:: GIVEN REQUEST ::
Copy all of the records below verbatim.

-----

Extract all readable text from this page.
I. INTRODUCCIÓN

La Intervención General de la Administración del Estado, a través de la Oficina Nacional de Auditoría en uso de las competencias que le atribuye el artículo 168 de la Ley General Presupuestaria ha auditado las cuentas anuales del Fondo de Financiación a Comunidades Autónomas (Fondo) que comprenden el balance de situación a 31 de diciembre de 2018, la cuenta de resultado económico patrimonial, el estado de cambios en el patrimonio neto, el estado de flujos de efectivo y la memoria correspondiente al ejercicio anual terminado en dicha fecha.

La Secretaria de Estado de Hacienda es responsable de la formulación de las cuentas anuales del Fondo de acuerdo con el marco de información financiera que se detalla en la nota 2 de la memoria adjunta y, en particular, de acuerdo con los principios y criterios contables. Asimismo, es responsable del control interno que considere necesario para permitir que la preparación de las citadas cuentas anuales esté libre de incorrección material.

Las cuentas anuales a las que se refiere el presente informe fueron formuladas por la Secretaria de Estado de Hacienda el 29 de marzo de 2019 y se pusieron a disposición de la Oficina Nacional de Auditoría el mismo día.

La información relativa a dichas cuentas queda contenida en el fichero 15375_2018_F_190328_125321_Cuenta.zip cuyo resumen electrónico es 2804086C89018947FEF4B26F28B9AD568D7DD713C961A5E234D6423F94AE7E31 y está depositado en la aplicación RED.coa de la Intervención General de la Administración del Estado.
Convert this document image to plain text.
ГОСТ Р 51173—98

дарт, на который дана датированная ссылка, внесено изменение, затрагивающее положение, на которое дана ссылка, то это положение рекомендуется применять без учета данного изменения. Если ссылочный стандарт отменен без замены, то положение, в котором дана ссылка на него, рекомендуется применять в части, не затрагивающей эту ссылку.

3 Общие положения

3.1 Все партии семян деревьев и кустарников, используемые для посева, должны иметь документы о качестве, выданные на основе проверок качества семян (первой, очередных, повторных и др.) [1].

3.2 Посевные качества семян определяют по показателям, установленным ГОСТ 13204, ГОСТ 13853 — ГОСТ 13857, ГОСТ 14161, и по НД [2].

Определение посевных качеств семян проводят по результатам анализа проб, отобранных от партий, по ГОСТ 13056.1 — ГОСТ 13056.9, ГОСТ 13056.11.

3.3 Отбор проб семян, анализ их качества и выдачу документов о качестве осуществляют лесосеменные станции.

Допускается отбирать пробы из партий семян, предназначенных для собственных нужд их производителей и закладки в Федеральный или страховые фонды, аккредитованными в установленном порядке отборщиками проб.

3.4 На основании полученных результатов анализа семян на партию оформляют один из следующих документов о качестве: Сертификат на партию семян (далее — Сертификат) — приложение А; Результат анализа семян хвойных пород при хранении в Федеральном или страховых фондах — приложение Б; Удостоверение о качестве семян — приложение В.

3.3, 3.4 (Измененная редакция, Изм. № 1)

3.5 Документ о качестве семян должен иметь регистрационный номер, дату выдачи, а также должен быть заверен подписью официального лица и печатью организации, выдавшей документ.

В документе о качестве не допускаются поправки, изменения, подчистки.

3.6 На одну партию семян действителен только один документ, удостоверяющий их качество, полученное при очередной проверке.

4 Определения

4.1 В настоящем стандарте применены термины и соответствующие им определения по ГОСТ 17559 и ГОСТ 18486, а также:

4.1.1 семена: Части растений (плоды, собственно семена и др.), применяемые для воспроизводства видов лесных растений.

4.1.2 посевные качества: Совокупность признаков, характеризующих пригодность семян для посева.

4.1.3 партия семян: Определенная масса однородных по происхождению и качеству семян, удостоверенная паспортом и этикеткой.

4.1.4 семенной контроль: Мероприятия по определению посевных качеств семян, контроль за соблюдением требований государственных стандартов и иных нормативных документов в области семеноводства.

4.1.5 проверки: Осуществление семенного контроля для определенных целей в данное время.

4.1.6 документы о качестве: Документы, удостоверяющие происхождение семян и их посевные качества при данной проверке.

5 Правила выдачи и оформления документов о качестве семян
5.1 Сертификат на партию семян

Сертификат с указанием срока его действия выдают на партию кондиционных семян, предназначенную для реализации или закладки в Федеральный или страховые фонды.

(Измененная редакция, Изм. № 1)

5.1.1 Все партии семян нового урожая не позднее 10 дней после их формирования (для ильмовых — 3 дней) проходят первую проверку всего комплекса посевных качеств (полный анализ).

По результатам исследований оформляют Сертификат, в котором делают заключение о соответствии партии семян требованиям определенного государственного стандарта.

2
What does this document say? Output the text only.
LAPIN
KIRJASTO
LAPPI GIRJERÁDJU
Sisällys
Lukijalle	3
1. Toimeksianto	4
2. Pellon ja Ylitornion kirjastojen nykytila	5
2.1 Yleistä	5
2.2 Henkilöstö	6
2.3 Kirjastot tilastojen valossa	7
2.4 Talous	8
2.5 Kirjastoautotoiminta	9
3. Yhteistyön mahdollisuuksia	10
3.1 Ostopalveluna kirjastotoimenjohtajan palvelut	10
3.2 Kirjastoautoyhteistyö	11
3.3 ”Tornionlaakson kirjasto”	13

-----

:: CORRECT OUTPUT ::
Extract all readable text from this page.
I. INTRODUCCIÓN

La Intervención General de la Administración del Estado, a través de la Oficina Nacional de Auditoría en uso de las competencias que le atribuye el artículo 168 de la Ley General Presupuestaria ha auditado las cuentas anuales del Fondo de Financiación a Comunidades Autónomas (Fondo) que comprenden el balance de situación a 31 de diciembre de 2018, la cuenta de resultado económico patrimonial, el estado de cambios en el patrimonio neto, el estado de flujos de efectivo y la memoria correspondiente al ejercicio anual terminado en dicha fecha.

La Secretaria de Estado de Hacienda es responsable de la formulación de las cuentas anuales del Fondo de acuerdo con el marco de información financiera que se detalla en la nota 2 de la memoria adjunta y, en particular, de acuerdo con los principios y criterios contables. Asimismo, es responsable del control interno que considere necesario para permitir que la preparación de las citadas cuentas anuales esté libre de incorrección material.

Las cuentas anuales a las que se refiere el presente informe fueron formuladas por la Secretaria de Estado de Hacienda el 29 de marzo de 2019 y se pusieron a disposición de la Oficina Nacional de Auditoría el mismo día.

La información relativa a dichas cuentas queda contenida en el fichero 15375_2018_F_190328_125321_Cuenta.zip cuyo resumen electrónico es 2804086C89018947FEF4B26F28B9AD568D7DD713C961A5E234D6423F94AE7E31 y está depositado en la aplicación RED.coa de la Intervención General de la Administración del Estado.
Convert this document image to plain text.
ГОСТ Р 51173—98

дарт, на который дана датированная ссылка, внесено изменение, затрагивающее положение, на которое дана ссылка, то это положение рекомендуется применять без учета данного изменения. Если ссылочный стандарт отменен без замены, то положение, в котором дана ссылка на него, рекомендуется применять в части, не затрагивающей эту ссылку.

3 Общие положения

3.1 Все партии семян деревьев и кустарников, используемые для посева, должны иметь документы о качестве, выданные на основе проверок качества семян (первой, очередных, повторных и др.) [1].

3.2 Посевные качества семян определяют по показателям, установленным ГОСТ 13204, ГОСТ 13853 — ГОСТ 13857, ГОСТ 14161, и по НД [2].

Определение посевных качеств семян проводят по результатам анализа проб, отобранных от партий, по ГОСТ 13056.1 — ГОСТ 13056.9, ГОСТ 13056.11.

3.3 Отбор проб семян, анализ их качества и выдачу документов о качестве осуществляют лесосеменные станции.

Допускается отбирать пробы из партий семян, предназначенных для собственных нужд их производителей и закладки в Федеральный или страховые фонды, аккредитованными в установленном порядке отборщиками проб.

3.4 На основании полученных результатов анализа семян на партию оформляют один из следующих документов о качестве: Сертификат на партию семян (далее — Сертификат) — приложение А; Результат анализа семян хвойных пород при хранении в Федеральном или страховых фондах — приложение Б; Удостоверение о качестве семян — приложение В.

3.3, 3.4 (Измененная редакция, Изм. № 1)

3.5 Документ о качестве семян должен иметь регистрационный номер, дату выдачи, а также должен быть заверен подписью официального лица и печатью организации, выдавшей документ.

В документе о качестве не допускаются поправки, изменения, подчистки.

3.6 На одну партию семян действителен только один документ, удостоверяющий их качество, полученное при очередной проверке.

4 Определения

4.1 В настоящем стандарте применены термины и соответствующие им определения по ГОСТ 17559 и ГОСТ 18486, а также:

4.1.1 семена: Части растений (плоды, собственно семена и др.), применяемые для воспроизводства видов лесных растений.

4.1.2 посевные качества: Совокупность признаков, характеризующих пригодность семян для посева.

4.1.3 партия семян: Определенная масса однородных по происхождению и качеству семян, удостоверенная паспортом и этикеткой.

4.1.4 семенной контроль: Мероприятия по определению посевных качеств семян, контроль за соблюдением требований государственных стандартов и иных нормативных документов в области семеноводства.

4.1.5 проверки: Осуществление семенного контроля для определенных целей в данное время.

4.1.6 документы о качестве: Документы, удостоверяющие происхождение семян и их посевные качества при данной проверке.

5 Правила выдачи и оформления документов о качестве семян
5.1 Сертификат на партию семян

Сертификат с указанием срока его действия выдают на партию кондиционных семян, предназначенную для реализации или закладки в Федеральный или страховые фонды.

(Измененная редакция, Изм. № 1)

5.1.1 Все партии семян нового урожая не позднее 10 дней после их формирования (для ильмовых — 3 дней) проходят первую проверку всего комплекса посевных качеств (полный анализ).

По результатам исследований оформляют Сертификат, в котором делают заключение о соответствии партии семян требованиям определенного государственного стандарта.

2
What does this document say? Output the text only.
LAPIN
KIRJASTO
LAPPI GIRJERÁDJU
Sisällys
Lukijalle	3
1. Toimeksianto	4
2. Pellon ja Ylitornion kirjastojen nykytila	5
2.1 Yleistä	5
2.2 Henkilöstö	6
2.3 Kirjastot tilastojen valossa	7
2.4 Talous	8
2.5 Kirjastoautotoiminta	9
3. Yhteistyön mahdollisuuksia	10
3.1 Ostopalveluna kirjastotoimenjohtajan palvelut	10
3.2 Kirjastoautoyhteistyö	11
3.3 ”Tornionlaakson kirjasto”	13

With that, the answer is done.